Dataset rows:

begin

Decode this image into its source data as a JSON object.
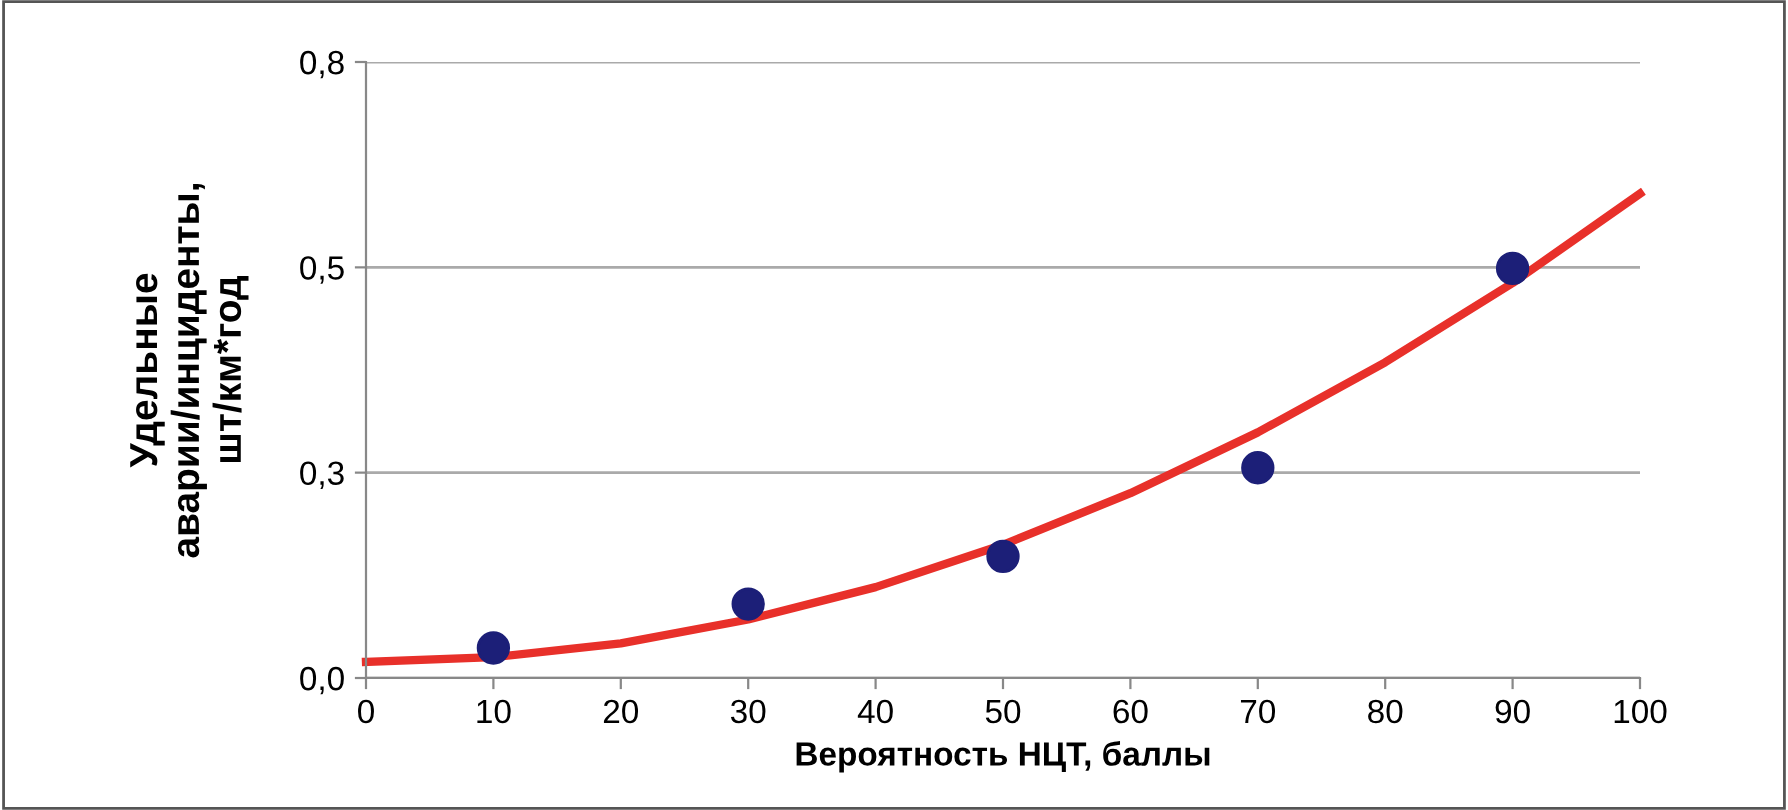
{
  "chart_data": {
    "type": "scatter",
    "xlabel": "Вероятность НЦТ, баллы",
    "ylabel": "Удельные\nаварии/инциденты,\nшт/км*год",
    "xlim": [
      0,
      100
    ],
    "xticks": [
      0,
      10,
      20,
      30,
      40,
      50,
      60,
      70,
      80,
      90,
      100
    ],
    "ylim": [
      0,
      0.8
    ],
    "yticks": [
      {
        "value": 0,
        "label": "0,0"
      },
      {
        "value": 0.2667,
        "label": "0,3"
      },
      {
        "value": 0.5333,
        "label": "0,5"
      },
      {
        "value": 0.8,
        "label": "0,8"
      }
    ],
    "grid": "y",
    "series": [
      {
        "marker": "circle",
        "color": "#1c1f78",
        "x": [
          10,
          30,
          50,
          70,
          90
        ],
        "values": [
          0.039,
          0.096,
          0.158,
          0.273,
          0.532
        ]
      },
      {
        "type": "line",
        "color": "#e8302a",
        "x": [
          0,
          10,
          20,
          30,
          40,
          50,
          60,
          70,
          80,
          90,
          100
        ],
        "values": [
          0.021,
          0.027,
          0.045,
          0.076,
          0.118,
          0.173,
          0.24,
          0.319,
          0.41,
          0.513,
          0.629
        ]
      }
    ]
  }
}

end
begin

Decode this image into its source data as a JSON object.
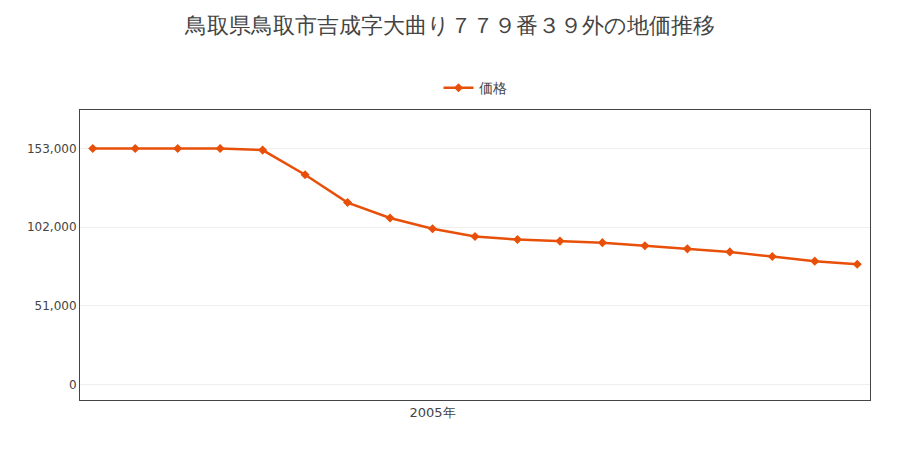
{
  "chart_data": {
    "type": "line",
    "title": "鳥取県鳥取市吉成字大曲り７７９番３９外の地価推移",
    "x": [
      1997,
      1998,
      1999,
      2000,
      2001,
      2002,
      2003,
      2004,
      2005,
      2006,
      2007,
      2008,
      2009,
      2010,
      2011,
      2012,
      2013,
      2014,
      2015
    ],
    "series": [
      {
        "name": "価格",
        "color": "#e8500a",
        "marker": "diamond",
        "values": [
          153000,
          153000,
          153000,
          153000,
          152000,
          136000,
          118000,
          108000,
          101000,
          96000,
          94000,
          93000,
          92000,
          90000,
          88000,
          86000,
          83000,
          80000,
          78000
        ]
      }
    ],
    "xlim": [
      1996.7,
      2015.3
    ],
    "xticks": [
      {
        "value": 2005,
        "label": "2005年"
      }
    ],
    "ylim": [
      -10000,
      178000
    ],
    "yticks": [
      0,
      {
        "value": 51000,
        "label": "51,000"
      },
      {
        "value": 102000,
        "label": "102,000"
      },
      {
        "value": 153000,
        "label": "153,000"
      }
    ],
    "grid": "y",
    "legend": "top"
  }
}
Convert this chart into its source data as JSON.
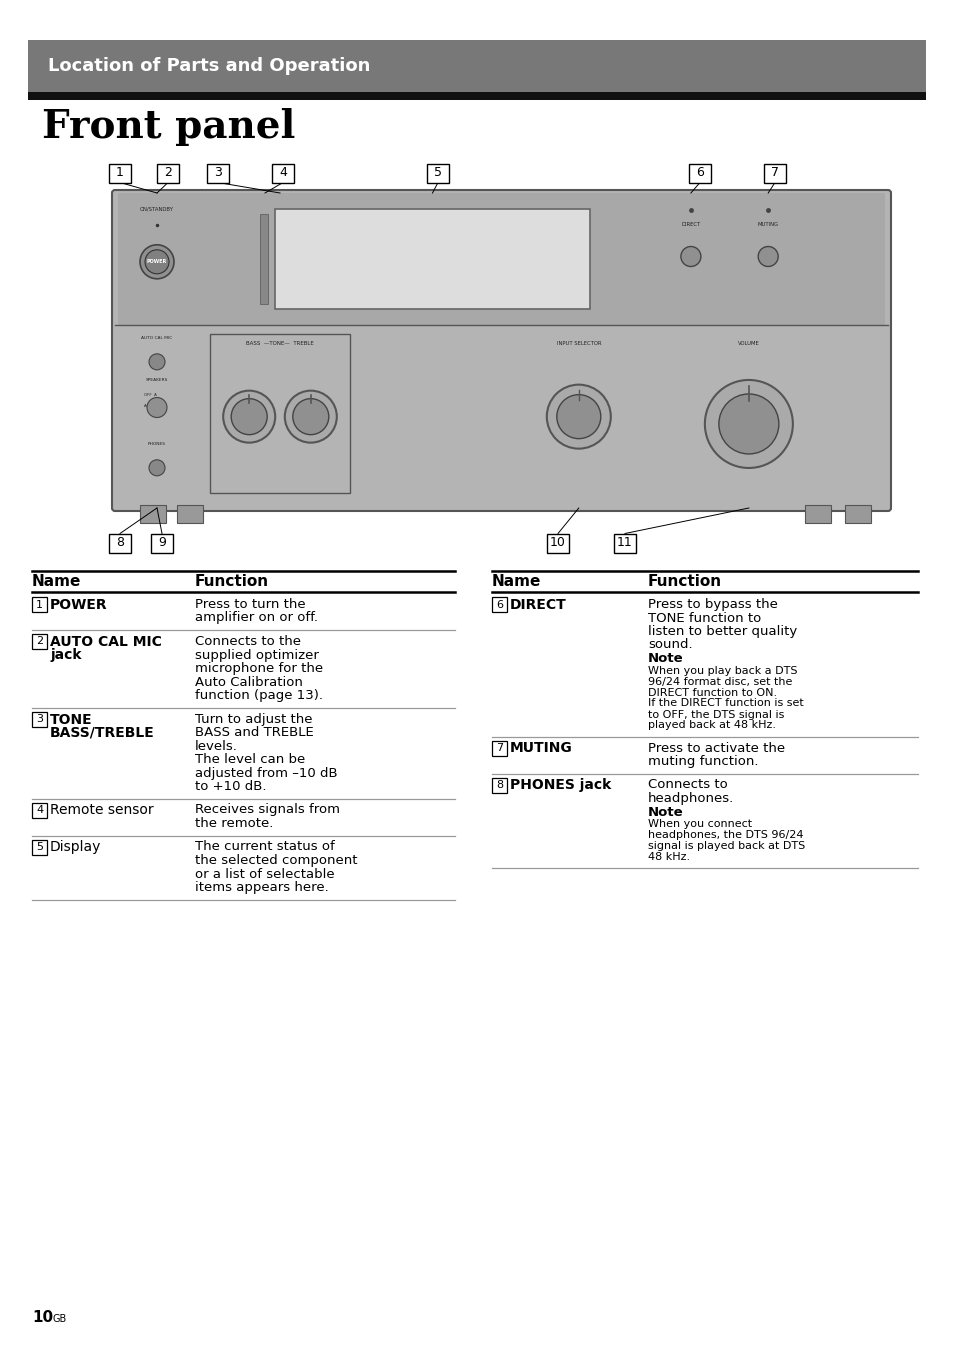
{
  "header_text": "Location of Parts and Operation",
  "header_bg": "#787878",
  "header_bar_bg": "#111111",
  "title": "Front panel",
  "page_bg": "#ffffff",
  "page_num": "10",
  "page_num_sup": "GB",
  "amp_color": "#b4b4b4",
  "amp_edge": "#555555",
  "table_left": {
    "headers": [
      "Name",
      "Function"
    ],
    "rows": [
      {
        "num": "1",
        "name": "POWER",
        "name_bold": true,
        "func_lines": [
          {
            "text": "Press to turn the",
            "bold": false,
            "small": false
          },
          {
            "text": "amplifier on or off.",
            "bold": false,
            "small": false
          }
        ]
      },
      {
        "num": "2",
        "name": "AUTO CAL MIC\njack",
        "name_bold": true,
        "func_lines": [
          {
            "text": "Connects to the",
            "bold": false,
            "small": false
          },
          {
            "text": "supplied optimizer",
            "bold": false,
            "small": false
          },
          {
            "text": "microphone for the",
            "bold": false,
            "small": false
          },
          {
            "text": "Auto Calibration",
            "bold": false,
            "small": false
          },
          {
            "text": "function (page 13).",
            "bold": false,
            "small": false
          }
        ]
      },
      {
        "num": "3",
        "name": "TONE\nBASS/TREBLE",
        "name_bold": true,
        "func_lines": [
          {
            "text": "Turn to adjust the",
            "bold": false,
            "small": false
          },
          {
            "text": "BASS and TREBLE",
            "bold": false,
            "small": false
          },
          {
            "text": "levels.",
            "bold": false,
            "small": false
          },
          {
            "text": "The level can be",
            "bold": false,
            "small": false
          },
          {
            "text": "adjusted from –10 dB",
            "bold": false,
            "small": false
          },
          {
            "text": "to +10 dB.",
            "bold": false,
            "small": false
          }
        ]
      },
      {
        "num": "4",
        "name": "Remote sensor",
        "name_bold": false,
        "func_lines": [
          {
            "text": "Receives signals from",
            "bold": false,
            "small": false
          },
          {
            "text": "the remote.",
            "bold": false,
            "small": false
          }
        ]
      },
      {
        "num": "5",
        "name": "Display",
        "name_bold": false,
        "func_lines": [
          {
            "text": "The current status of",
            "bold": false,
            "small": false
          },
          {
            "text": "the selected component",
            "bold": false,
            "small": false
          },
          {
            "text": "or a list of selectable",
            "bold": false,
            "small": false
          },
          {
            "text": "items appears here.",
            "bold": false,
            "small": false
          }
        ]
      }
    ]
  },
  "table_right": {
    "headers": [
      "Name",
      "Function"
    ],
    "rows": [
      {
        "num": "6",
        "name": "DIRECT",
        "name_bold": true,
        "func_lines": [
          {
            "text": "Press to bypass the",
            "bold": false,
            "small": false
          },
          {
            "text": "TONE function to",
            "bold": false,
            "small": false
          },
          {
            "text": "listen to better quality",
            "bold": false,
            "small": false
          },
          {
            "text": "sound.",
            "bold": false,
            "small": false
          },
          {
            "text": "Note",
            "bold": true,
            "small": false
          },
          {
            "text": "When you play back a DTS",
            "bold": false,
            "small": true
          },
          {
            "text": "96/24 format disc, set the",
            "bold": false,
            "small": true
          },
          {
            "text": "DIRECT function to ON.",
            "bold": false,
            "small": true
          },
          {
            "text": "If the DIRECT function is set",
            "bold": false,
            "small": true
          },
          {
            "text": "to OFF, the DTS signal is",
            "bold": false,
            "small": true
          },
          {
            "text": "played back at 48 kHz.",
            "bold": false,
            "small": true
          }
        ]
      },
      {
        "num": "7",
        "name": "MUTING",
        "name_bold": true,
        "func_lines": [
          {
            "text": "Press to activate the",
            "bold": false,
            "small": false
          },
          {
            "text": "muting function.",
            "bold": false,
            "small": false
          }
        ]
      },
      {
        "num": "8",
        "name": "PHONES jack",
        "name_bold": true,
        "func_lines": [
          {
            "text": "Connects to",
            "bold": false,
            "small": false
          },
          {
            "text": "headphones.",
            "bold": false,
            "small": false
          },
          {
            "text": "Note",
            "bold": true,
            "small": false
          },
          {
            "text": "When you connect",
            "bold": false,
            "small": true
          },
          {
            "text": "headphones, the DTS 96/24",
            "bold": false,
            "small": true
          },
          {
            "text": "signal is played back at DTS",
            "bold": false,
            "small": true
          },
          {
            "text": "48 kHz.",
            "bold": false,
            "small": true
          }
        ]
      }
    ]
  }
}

end
begin

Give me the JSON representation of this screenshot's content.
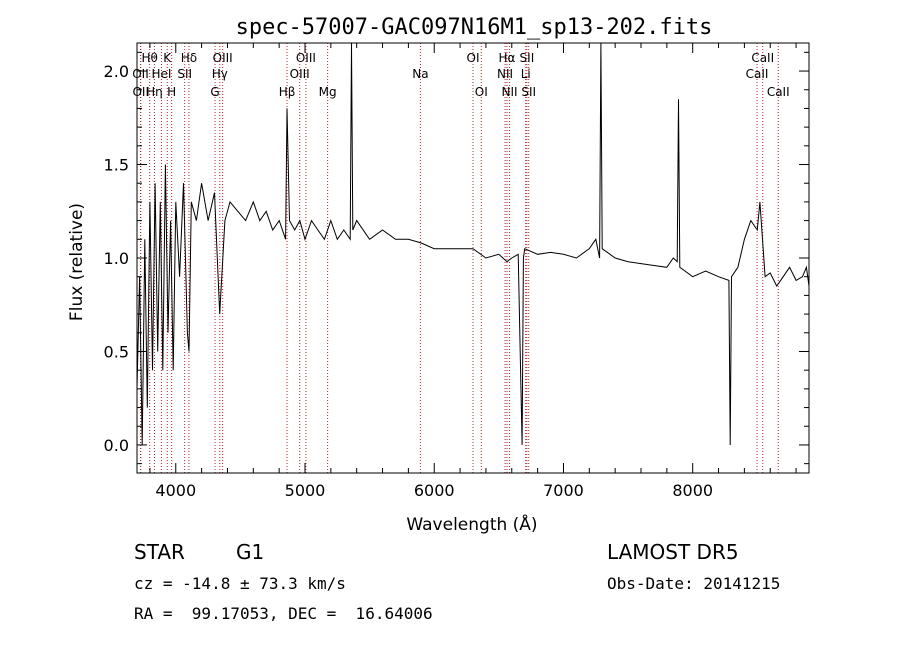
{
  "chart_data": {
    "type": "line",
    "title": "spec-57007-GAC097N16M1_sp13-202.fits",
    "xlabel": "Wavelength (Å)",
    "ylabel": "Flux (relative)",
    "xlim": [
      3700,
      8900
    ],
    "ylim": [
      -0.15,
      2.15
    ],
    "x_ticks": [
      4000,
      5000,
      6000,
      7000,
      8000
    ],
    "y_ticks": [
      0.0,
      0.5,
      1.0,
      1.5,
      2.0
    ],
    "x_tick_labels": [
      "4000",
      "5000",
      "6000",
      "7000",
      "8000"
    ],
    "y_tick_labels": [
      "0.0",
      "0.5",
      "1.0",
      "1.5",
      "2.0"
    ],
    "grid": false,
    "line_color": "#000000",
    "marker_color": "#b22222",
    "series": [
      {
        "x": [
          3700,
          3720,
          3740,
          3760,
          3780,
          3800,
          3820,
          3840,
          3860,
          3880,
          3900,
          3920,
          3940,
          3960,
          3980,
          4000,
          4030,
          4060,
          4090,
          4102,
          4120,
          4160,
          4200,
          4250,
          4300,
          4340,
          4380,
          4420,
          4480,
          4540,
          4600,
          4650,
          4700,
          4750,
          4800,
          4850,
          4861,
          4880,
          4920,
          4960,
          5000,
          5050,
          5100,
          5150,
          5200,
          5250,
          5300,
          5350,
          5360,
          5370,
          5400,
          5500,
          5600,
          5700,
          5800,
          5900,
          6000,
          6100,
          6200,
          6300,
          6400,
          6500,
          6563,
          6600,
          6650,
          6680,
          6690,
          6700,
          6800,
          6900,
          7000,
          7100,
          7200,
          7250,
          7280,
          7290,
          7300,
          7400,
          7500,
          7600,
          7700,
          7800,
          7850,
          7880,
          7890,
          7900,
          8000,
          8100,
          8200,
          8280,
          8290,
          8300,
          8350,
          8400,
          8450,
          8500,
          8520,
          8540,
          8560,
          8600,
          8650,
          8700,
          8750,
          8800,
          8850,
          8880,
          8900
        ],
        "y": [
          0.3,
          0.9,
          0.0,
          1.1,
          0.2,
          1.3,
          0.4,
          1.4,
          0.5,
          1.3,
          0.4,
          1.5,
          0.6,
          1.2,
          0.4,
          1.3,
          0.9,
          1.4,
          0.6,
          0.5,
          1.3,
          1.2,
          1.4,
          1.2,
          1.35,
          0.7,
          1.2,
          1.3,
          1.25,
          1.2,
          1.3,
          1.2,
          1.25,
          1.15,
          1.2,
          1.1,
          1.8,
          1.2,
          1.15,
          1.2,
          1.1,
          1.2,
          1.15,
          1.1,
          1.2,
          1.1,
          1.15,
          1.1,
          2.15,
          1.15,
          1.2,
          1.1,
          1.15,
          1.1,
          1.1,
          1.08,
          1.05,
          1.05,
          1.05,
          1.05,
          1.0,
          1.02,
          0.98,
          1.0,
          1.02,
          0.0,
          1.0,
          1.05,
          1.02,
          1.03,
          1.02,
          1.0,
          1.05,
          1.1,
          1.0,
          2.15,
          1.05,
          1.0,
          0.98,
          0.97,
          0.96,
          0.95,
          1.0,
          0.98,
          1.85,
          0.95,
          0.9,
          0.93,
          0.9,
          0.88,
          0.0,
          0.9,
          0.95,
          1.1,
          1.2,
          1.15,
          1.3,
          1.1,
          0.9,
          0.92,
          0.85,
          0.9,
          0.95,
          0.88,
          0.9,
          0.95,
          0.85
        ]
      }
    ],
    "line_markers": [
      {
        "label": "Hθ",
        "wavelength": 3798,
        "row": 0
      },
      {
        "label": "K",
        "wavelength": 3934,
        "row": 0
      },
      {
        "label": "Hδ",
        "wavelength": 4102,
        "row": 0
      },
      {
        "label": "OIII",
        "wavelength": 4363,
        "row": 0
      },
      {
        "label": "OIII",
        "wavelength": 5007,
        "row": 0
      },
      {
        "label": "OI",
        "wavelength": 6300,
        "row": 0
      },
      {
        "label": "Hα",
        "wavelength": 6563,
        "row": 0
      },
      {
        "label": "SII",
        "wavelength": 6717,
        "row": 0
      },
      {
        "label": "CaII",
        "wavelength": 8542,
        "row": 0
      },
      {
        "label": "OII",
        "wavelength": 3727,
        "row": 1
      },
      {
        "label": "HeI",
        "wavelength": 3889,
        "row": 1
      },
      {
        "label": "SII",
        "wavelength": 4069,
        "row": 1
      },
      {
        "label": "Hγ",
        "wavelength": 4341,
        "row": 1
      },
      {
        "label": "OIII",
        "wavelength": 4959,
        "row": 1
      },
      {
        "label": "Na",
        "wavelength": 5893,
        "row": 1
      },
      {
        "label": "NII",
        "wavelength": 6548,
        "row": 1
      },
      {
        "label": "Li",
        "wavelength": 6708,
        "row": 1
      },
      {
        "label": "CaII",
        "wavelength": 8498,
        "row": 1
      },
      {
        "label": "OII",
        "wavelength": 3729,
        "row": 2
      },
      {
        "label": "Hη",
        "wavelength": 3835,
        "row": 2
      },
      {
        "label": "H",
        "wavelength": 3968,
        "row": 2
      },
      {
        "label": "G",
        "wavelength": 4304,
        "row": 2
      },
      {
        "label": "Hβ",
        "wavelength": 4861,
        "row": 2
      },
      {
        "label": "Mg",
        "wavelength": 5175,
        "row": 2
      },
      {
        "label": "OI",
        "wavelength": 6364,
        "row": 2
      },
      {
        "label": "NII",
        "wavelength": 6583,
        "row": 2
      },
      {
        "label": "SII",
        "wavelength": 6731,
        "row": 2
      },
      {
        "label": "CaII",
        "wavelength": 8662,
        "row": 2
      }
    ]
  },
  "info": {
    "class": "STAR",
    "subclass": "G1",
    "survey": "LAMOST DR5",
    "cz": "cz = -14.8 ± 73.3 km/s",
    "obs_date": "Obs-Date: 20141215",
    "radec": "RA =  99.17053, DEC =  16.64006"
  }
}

end

Required task: Reply with one number only: how many lines of the listing hold "type"?

Task solution: 4